Material to process >>

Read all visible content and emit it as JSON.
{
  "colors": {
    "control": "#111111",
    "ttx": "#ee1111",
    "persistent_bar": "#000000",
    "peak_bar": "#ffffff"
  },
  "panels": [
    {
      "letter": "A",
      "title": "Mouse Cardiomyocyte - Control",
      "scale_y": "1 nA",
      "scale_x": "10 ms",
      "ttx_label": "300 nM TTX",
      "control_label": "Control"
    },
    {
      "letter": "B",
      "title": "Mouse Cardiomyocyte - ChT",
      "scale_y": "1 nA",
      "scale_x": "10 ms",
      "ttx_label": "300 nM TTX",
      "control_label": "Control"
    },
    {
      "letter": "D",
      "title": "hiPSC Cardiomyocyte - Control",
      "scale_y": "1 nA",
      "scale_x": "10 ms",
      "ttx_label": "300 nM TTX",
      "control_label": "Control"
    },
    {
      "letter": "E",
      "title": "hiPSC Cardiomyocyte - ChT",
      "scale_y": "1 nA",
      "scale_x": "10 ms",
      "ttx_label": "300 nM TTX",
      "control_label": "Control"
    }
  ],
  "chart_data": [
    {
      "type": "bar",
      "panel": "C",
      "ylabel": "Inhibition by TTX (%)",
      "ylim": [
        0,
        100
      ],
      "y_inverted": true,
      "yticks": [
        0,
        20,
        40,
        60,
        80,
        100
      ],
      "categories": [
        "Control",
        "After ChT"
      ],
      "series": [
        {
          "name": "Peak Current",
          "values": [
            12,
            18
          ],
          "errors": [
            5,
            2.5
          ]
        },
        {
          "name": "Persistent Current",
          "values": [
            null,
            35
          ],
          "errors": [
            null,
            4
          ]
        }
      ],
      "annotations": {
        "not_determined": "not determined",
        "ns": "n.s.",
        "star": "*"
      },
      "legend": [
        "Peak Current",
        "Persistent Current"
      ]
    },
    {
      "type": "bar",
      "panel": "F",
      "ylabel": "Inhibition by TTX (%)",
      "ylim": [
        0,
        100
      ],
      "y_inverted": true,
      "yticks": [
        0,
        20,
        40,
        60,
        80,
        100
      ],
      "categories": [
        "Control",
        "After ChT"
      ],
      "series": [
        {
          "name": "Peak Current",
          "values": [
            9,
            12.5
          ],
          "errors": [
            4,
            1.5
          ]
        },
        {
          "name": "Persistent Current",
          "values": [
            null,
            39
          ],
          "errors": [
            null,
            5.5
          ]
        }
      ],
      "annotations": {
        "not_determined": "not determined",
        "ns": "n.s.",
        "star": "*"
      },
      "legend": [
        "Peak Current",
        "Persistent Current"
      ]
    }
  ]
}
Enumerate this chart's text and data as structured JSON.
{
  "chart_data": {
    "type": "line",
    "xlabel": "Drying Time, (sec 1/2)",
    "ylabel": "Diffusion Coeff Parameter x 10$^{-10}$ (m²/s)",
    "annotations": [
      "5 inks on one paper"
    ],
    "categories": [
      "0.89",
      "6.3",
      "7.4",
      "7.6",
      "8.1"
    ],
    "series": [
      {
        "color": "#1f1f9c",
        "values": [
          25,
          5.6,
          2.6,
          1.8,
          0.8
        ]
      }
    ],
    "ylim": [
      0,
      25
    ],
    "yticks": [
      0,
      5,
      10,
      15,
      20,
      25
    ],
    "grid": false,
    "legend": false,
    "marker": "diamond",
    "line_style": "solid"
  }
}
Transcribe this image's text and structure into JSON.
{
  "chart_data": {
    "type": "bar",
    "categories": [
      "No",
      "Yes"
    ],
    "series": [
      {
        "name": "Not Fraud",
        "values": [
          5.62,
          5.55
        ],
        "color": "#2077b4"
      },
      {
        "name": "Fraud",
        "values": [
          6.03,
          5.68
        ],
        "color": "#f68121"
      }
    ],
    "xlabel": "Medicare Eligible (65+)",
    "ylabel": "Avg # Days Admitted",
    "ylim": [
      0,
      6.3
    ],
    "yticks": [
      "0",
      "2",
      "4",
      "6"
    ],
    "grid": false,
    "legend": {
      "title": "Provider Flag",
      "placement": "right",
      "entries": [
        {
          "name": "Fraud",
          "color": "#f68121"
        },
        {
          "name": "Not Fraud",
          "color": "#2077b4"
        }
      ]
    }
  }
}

Requirements >> Return the full listing, character for character.

Reply to the task >>
Read all visible content and emit it as JSON.
{
  "colors": {
    "control": "#111111",
    "ttx": "#ee1111",
    "persistent_bar": "#000000",
    "peak_bar": "#ffffff"
  },
  "panels": [
    {
      "letter": "A",
      "title": "Mouse Cardiomyocyte - Control",
      "scale_y": "1 nA",
      "scale_x": "10 ms",
      "ttx_label": "300 nM TTX",
      "control_label": "Control"
    },
    {
      "letter": "B",
      "title": "Mouse Cardiomyocyte - ChT",
      "scale_y": "1 nA",
      "scale_x": "10 ms",
      "ttx_label": "300 nM TTX",
      "control_label": "Control"
    },
    {
      "letter": "D",
      "title": "hiPSC Cardiomyocyte - Control",
      "scale_y": "1 nA",
      "scale_x": "10 ms",
      "ttx_label": "300 nM TTX",
      "control_label": "Control"
    },
    {
      "letter": "E",
      "title": "hiPSC Cardiomyocyte - ChT",
      "scale_y": "1 nA",
      "scale_x": "10 ms",
      "ttx_label": "300 nM TTX",
      "control_label": "Control"
    }
  ],
  "chart_data": [
    {
      "type": "bar",
      "panel": "C",
      "ylabel": "Inhibition by TTX (%)",
      "ylim": [
        0,
        100
      ],
      "y_inverted": true,
      "yticks": [
        0,
        20,
        40,
        60,
        80,
        100
      ],
      "categories": [
        "Control",
        "After ChT"
      ],
      "series": [
        {
          "name": "Peak Current",
          "values": [
            12,
            18
          ],
          "errors": [
            5,
            2.5
          ]
        },
        {
          "name": "Persistent Current",
          "values": [
            null,
            35
          ],
          "errors": [
            null,
            4
          ]
        }
      ],
      "annotations": {
        "not_determined": "not determined",
        "ns": "n.s.",
        "star": "*"
      },
      "legend": [
        "Peak Current",
        "Persistent Current"
      ]
    },
    {
      "type": "bar",
      "panel": "F",
      "ylabel": "Inhibition by TTX (%)",
      "ylim": [
        0,
        100
      ],
      "y_inverted": true,
      "yticks": [
        0,
        20,
        40,
        60,
        80,
        100
      ],
      "categories": [
        "Control",
        "After ChT"
      ],
      "series": [
        {
          "name": "Peak Current",
          "values": [
            9,
            12.5
          ],
          "errors": [
            4,
            1.5
          ]
        },
        {
          "name": "Persistent Current",
          "values": [
            null,
            39
          ],
          "errors": [
            null,
            5.5
          ]
        }
      ],
      "annotations": {
        "not_determined": "not determined",
        "ns": "n.s.",
        "star": "*"
      },
      "legend": [
        "Peak Current",
        "Persistent Current"
      ]
    }
  ]
}
Enumerate this chart's text and data as structured JSON.
{
  "chart_data": {
    "type": "line",
    "xlabel": "Drying Time, (sec 1/2)",
    "ylabel": "Diffusion Coeff Parameter x 10$^{-10}$ (m²/s)",
    "annotations": [
      "5 inks on one paper"
    ],
    "categories": [
      "0.89",
      "6.3",
      "7.4",
      "7.6",
      "8.1"
    ],
    "series": [
      {
        "color": "#1f1f9c",
        "values": [
          25,
          5.6,
          2.6,
          1.8,
          0.8
        ]
      }
    ],
    "ylim": [
      0,
      25
    ],
    "yticks": [
      0,
      5,
      10,
      15,
      20,
      25
    ],
    "grid": false,
    "legend": false,
    "marker": "diamond",
    "line_style": "solid"
  }
}
Transcribe this image's text and structure into JSON.
{
  "chart_data": {
    "type": "bar",
    "categories": [
      "No",
      "Yes"
    ],
    "series": [
      {
        "name": "Not Fraud",
        "values": [
          5.62,
          5.55
        ],
        "color": "#2077b4"
      },
      {
        "name": "Fraud",
        "values": [
          6.03,
          5.68
        ],
        "color": "#f68121"
      }
    ],
    "xlabel": "Medicare Eligible (65+)",
    "ylabel": "Avg # Days Admitted",
    "ylim": [
      0,
      6.3
    ],
    "yticks": [
      "0",
      "2",
      "4",
      "6"
    ],
    "grid": false,
    "legend": {
      "title": "Provider Flag",
      "placement": "right",
      "entries": [
        {
          "name": "Fraud",
          "color": "#f68121"
        },
        {
          "name": "Not Fraud",
          "color": "#2077b4"
        }
      ]
    }
  }
}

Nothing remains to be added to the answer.